***** Source material

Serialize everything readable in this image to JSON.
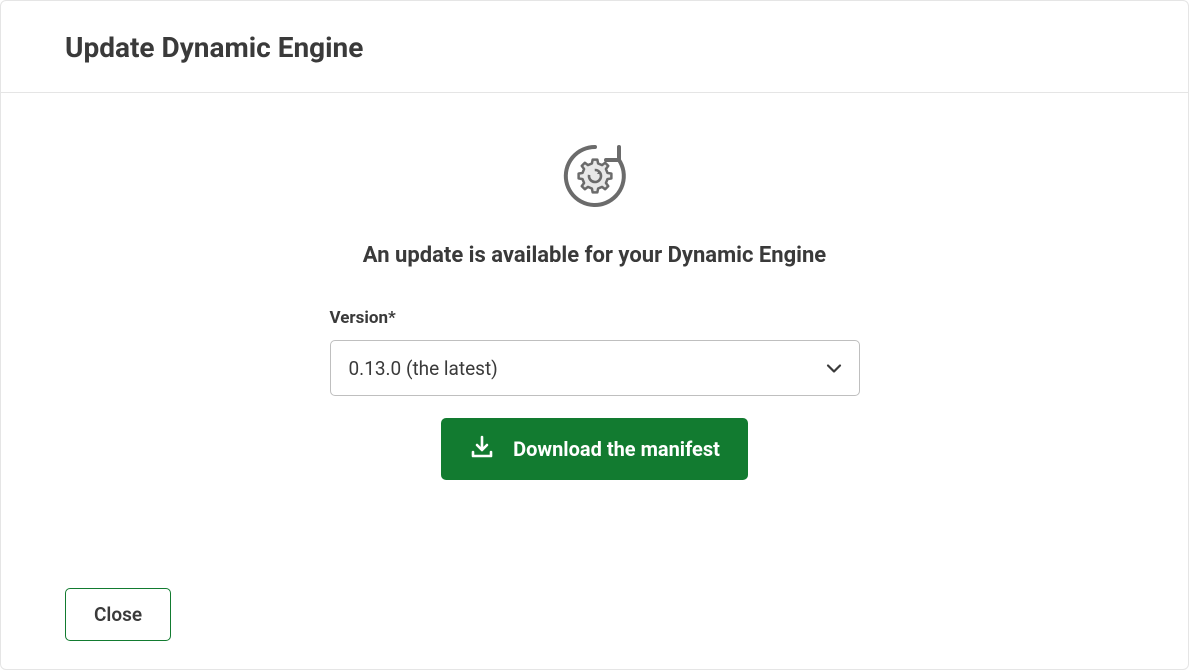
{
  "dialog": {
    "title": "Update Dynamic Engine"
  },
  "body": {
    "heading": "An update is available for your Dynamic Engine",
    "version_label": "Version*",
    "version_selected": "0.13.0 (the latest)",
    "download_label": "Download the manifest"
  },
  "footer": {
    "close_label": "Close"
  }
}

**********

-- To be done --
Write out the whole listing exactly, and drop the pictures.

-- Expected output --
Serialize everything readable in this image to JSON.
{
  "dialog": {
    "title": "Update Dynamic Engine"
  },
  "body": {
    "heading": "An update is available for your Dynamic Engine",
    "version_label": "Version*",
    "version_selected": "0.13.0 (the latest)",
    "download_label": "Download the manifest"
  },
  "footer": {
    "close_label": "Close"
  }
}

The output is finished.